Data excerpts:
--

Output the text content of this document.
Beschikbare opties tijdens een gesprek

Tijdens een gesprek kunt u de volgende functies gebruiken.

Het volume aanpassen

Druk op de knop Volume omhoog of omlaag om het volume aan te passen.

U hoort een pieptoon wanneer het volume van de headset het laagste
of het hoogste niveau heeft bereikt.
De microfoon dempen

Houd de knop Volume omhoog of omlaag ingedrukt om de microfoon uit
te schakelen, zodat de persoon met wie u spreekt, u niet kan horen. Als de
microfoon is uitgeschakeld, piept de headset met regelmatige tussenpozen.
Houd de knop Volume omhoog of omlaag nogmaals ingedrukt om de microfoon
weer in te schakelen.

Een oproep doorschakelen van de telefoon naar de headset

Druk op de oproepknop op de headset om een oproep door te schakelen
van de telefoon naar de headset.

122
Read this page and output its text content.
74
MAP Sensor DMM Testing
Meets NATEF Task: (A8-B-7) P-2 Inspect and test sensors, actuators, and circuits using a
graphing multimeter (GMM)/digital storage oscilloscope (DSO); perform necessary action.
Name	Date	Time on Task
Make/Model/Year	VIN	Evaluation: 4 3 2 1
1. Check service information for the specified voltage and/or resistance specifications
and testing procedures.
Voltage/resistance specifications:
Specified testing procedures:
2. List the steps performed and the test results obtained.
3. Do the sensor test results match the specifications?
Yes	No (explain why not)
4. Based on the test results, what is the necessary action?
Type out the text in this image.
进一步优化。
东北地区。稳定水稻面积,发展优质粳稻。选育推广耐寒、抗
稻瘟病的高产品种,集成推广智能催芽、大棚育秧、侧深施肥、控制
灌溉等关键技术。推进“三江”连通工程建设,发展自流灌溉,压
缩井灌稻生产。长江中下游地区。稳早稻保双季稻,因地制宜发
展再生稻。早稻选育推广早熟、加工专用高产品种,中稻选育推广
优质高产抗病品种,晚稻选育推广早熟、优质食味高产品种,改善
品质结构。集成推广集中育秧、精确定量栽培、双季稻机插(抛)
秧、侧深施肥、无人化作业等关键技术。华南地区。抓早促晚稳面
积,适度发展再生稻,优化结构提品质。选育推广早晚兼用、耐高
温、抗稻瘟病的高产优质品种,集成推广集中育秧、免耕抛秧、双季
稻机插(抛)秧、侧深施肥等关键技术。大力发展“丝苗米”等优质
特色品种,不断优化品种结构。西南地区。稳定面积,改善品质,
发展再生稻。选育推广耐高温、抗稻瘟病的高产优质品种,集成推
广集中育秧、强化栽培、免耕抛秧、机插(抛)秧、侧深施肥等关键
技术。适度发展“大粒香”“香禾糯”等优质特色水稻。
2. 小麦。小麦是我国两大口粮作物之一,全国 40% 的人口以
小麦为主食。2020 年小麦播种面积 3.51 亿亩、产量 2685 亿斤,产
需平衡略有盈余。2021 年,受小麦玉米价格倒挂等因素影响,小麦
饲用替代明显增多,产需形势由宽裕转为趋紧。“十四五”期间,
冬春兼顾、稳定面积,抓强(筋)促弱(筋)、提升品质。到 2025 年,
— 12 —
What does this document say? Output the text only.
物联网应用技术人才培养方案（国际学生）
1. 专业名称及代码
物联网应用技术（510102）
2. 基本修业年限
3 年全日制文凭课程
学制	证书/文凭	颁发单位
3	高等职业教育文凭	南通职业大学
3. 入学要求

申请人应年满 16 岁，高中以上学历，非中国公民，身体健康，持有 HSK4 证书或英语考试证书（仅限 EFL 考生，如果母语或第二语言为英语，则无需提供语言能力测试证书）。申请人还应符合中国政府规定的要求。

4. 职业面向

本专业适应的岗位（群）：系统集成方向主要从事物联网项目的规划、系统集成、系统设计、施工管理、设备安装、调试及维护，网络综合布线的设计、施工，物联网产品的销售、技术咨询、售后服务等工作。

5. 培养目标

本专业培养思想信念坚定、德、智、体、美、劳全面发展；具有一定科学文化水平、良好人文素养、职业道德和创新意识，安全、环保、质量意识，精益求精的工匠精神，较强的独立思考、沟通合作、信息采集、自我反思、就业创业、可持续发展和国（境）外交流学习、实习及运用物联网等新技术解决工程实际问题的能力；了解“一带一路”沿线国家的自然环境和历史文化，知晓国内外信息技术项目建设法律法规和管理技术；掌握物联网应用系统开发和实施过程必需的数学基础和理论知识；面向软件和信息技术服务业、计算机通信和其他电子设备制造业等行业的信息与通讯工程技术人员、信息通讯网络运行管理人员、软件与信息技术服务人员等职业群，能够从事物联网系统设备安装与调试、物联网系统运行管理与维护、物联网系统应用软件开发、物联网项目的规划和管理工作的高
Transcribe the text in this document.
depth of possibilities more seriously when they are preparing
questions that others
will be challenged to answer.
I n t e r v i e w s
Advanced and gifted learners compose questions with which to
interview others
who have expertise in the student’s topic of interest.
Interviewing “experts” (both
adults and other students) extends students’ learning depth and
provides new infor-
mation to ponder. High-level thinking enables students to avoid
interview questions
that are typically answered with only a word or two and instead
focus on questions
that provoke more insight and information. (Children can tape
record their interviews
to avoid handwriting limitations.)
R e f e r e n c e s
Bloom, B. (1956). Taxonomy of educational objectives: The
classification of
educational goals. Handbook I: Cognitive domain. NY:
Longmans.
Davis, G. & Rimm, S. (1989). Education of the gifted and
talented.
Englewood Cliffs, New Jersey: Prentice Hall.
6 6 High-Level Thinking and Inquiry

--

DIRECTIONS
Copy every line of the records above that contains "microfoon".

TASK RESPONSE
De microfoon dempen
Houd de knop Volume omhoog of omlaag ingedrukt om de microfoon uit
microfoon is uitgeschakeld, piept de headset met regelmatige tussenpozen.
Houd de knop Volume omhoog of omlaag nogmaals ingedrukt om de microfoon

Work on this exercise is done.